YOUR INSTRUCTIONS: Find the line containing "Decode this image". Reproduce it and every line after it up to the end of the records, exactly as written.

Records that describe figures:
########################################

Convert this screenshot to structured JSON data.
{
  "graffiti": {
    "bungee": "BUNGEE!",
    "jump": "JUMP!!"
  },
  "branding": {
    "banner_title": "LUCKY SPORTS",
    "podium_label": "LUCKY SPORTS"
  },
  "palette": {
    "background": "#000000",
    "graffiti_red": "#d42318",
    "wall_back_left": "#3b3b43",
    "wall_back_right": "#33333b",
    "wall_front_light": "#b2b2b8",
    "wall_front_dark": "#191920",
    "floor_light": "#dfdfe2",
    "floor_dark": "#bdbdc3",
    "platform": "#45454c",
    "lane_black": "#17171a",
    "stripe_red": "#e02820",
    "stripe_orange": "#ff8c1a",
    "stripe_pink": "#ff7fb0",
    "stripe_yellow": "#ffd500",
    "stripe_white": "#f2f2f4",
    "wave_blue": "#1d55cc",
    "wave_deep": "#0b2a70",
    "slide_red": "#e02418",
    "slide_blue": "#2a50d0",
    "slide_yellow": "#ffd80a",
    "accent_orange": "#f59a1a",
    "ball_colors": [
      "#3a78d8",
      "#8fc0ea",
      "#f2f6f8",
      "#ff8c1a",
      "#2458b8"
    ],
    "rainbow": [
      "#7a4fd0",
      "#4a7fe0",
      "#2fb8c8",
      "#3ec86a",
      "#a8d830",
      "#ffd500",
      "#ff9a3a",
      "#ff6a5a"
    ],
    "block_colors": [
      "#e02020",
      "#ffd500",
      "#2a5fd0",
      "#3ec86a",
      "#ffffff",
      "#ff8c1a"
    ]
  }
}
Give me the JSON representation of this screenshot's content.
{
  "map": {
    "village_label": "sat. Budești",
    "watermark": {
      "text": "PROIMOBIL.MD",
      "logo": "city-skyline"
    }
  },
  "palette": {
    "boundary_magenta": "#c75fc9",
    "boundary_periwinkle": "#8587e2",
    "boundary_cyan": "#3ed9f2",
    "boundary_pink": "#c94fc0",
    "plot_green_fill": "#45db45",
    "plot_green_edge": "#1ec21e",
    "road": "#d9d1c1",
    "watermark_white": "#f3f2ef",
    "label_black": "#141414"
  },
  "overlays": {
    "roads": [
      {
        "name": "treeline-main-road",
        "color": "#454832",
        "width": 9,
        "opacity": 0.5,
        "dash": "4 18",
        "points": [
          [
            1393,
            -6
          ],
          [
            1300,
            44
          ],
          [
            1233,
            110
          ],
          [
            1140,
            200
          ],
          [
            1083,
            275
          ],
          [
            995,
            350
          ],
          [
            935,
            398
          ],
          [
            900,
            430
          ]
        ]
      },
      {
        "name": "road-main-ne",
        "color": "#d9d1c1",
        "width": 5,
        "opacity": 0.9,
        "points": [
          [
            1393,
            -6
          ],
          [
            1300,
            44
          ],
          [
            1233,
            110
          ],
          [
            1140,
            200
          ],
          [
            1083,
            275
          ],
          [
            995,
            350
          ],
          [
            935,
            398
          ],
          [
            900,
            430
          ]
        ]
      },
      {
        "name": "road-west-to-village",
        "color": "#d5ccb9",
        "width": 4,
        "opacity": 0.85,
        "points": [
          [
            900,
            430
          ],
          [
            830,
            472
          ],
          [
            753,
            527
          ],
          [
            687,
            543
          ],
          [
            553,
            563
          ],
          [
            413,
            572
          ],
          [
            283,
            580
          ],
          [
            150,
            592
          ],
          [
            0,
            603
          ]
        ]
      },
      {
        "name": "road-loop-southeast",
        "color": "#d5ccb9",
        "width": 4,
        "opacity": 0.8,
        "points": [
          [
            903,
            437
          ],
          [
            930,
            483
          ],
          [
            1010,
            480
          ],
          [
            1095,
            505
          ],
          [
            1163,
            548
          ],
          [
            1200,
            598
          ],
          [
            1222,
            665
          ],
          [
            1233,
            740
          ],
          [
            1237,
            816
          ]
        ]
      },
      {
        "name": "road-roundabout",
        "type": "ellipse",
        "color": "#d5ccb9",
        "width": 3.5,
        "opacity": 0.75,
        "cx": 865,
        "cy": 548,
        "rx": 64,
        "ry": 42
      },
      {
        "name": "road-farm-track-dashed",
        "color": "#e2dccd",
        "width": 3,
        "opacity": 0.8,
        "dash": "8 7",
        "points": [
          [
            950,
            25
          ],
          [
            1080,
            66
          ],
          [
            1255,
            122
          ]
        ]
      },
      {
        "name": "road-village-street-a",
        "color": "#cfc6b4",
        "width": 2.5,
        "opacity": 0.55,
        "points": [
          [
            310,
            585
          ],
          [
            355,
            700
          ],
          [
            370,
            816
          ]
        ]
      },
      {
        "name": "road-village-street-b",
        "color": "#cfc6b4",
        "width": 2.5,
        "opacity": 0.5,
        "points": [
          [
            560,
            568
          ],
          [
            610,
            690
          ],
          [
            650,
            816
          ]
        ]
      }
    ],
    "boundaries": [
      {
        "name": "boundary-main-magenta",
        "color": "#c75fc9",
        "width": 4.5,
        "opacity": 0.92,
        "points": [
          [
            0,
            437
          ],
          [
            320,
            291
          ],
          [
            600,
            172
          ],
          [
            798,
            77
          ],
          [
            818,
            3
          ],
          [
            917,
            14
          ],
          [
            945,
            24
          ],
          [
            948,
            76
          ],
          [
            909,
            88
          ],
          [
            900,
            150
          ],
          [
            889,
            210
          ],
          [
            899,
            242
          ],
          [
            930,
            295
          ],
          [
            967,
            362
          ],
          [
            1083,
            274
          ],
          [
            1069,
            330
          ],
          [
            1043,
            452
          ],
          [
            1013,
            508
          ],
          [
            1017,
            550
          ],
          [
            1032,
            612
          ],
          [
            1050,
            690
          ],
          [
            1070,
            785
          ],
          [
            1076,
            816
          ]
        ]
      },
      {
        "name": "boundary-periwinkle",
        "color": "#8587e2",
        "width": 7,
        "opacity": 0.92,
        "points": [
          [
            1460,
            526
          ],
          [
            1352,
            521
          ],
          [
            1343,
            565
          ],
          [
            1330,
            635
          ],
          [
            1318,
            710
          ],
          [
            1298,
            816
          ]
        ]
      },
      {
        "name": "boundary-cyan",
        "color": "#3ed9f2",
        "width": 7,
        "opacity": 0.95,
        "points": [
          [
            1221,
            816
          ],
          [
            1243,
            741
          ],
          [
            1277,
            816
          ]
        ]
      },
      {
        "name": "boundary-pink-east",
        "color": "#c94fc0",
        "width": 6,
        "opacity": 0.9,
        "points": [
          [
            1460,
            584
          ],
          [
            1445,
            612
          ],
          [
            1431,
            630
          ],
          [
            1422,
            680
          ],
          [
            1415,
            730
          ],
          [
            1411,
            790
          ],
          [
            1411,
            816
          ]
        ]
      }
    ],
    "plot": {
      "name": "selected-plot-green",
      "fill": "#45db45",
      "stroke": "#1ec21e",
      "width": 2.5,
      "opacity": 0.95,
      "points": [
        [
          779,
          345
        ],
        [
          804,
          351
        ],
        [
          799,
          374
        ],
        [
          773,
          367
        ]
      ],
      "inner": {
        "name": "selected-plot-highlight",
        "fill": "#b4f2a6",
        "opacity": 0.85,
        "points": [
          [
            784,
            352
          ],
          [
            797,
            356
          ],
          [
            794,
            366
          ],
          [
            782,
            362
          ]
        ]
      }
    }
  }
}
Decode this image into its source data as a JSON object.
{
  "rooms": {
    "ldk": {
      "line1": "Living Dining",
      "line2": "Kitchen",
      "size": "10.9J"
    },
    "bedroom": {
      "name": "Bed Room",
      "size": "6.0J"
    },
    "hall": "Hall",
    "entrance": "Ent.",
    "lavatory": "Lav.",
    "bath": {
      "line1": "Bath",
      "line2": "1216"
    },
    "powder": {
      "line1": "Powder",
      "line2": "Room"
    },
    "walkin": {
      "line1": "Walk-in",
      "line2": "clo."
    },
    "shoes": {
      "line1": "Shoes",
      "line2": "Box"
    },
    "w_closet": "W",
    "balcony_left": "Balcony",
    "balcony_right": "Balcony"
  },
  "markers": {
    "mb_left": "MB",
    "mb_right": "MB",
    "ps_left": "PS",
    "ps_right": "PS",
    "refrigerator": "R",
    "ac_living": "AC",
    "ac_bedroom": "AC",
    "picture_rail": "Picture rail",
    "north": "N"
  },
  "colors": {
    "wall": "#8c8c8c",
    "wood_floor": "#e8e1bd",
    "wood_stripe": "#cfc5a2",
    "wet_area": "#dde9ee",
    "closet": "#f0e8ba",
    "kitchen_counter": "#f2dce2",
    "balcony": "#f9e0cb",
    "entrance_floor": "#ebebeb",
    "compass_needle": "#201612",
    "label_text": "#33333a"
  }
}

########################################

WRITTEN SOLUTION:
Decode this image into its source data as a JSON object.
{
  "rooms": {
    "ldk": {
      "line1": "Living Dining",
      "line2": "Kitchen",
      "size": "10.9J"
    },
    "bedroom": {
      "name": "Bed Room",
      "size": "6.0J"
    },
    "hall": "Hall",
    "entrance": "Ent.",
    "lavatory": "Lav.",
    "bath": {
      "line1": "Bath",
      "line2": "1216"
    },
    "powder": {
      "line1": "Powder",
      "line2": "Room"
    },
    "walkin": {
      "line1": "Walk-in",
      "line2": "clo."
    },
    "shoes": {
      "line1": "Shoes",
      "line2": "Box"
    },
    "w_closet": "W",
    "balcony_left": "Balcony",
    "balcony_right": "Balcony"
  },
  "markers": {
    "mb_left": "MB",
    "mb_right": "MB",
    "ps_left": "PS",
    "ps_right": "PS",
    "refrigerator": "R",
    "ac_living": "AC",
    "ac_bedroom": "AC",
    "picture_rail": "Picture rail",
    "north": "N"
  },
  "colors": {
    "wall": "#8c8c8c",
    "wood_floor": "#e8e1bd",
    "wood_stripe": "#cfc5a2",
    "wet_area": "#dde9ee",
    "closet": "#f0e8ba",
    "kitchen_counter": "#f2dce2",
    "balcony": "#f9e0cb",
    "entrance_floor": "#ebebeb",
    "compass_needle": "#201612",
    "label_text": "#33333a"
  }
}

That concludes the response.